**DATASET EXCERPTS:**
________________________
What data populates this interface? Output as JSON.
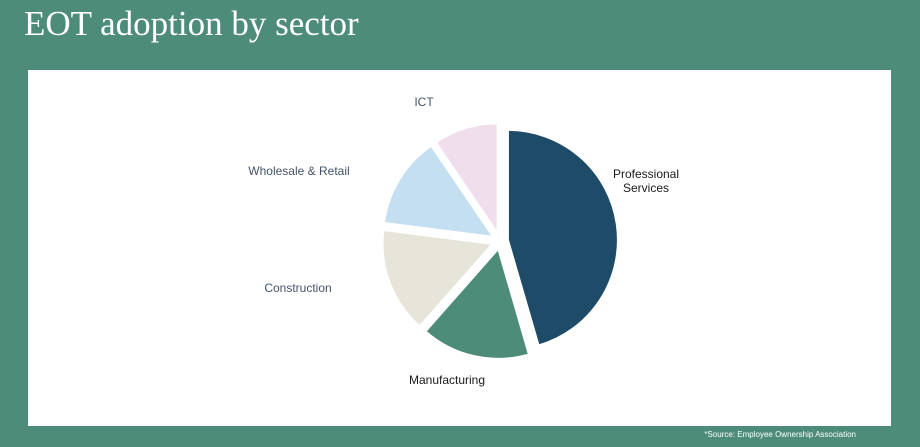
{
  "slide": {
    "title": "EOT adoption by sector",
    "source": "*Source: Employee Ownership Association"
  },
  "colors": {
    "background": "#4d8c79",
    "panel": "#ffffff",
    "professional_services": "#1e4b68",
    "manufacturing": "#4d8c79",
    "construction": "#e7e4d9",
    "wholesale_retail": "#c5dff2",
    "ict": "#f1deec"
  },
  "chart_data": {
    "type": "pie",
    "title": "",
    "exploded": true,
    "slices": [
      {
        "label": "Professional Services",
        "value": 45.5,
        "color": "#1e4b68",
        "label_color": "#1a1a1a"
      },
      {
        "label": "Manufacturing",
        "value": 16,
        "color": "#4d8c79",
        "label_color": "#1a1a1a"
      },
      {
        "label": "Construction",
        "value": 15.5,
        "color": "#e7e4d9",
        "label_color": "#44546a"
      },
      {
        "label": "Wholesale & Retail",
        "value": 13.5,
        "color": "#c5dff2",
        "label_color": "#44546a"
      },
      {
        "label": "ICT",
        "value": 9.5,
        "color": "#f1deec",
        "label_color": "#44546a"
      }
    ]
  }
}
________________________
**EXERCISE AIM:** Exclude the pictures and repeat every other part of the records word for word.

**EXERCISE SOLUTION:**
What data populates this interface? Output as JSON.
{
  "slide": {
    "title": "EOT adoption by sector",
    "source": "*Source: Employee Ownership Association"
  },
  "colors": {
    "background": "#4d8c79",
    "panel": "#ffffff",
    "professional_services": "#1e4b68",
    "manufacturing": "#4d8c79",
    "construction": "#e7e4d9",
    "wholesale_retail": "#c5dff2",
    "ict": "#f1deec"
  },
  "chart_data": {
    "type": "pie",
    "title": "",
    "exploded": true,
    "slices": [
      {
        "label": "Professional Services",
        "value": 45.5,
        "color": "#1e4b68",
        "label_color": "#1a1a1a"
      },
      {
        "label": "Manufacturing",
        "value": 16,
        "color": "#4d8c79",
        "label_color": "#1a1a1a"
      },
      {
        "label": "Construction",
        "value": 15.5,
        "color": "#e7e4d9",
        "label_color": "#44546a"
      },
      {
        "label": "Wholesale & Retail",
        "value": 13.5,
        "color": "#c5dff2",
        "label_color": "#44546a"
      },
      {
        "label": "ICT",
        "value": 9.5,
        "color": "#f1deec",
        "label_color": "#44546a"
      }
    ]
  }
}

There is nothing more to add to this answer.